| THE RECORDS |
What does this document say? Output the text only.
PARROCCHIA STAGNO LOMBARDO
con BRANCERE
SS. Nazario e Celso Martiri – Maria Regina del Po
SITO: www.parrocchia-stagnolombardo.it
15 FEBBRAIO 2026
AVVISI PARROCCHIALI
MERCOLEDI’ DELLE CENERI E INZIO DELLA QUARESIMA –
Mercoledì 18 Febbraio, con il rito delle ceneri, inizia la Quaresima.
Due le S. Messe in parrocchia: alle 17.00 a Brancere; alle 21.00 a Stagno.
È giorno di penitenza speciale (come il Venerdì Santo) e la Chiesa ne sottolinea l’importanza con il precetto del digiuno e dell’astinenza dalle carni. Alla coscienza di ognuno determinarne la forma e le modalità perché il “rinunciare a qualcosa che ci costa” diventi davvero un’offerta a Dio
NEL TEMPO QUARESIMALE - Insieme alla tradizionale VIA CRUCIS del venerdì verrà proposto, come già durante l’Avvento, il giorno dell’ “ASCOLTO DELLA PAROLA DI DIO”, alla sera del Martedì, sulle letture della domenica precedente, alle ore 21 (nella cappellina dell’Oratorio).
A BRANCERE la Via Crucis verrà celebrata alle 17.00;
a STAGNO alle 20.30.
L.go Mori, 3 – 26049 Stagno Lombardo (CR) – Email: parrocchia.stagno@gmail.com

| JOB |
Using the data above, reproduce every line exactly.

| REPLY |
What does this document say? Output the text only.
PARROCCHIA STAGNO LOMBARDO
con BRANCERE
SS. Nazario e Celso Martiri – Maria Regina del Po
SITO: www.parrocchia-stagnolombardo.it
15 FEBBRAIO 2026
AVVISI PARROCCHIALI
MERCOLEDI’ DELLE CENERI E INZIO DELLA QUARESIMA –
Mercoledì 18 Febbraio, con il rito delle ceneri, inizia la Quaresima.
Due le S. Messe in parrocchia: alle 17.00 a Brancere; alle 21.00 a Stagno.
È giorno di penitenza speciale (come il Venerdì Santo) e la Chiesa ne sottolinea l’importanza con il precetto del digiuno e dell’astinenza dalle carni. Alla coscienza di ognuno determinarne la forma e le modalità perché il “rinunciare a qualcosa che ci costa” diventi davvero un’offerta a Dio
NEL TEMPO QUARESIMALE - Insieme alla tradizionale VIA CRUCIS del venerdì verrà proposto, come già durante l’Avvento, il giorno dell’ “ASCOLTO DELLA PAROLA DI DIO”, alla sera del Martedì, sulle letture della domenica precedente, alle ore 21 (nella cappellina dell’Oratorio).
A BRANCERE la Via Crucis verrà celebrata alle 17.00;
a STAGNO alle 20.30.
L.go Mori, 3 – 26049 Stagno Lombardo (CR) – Email: parrocchia.stagno@gmail.com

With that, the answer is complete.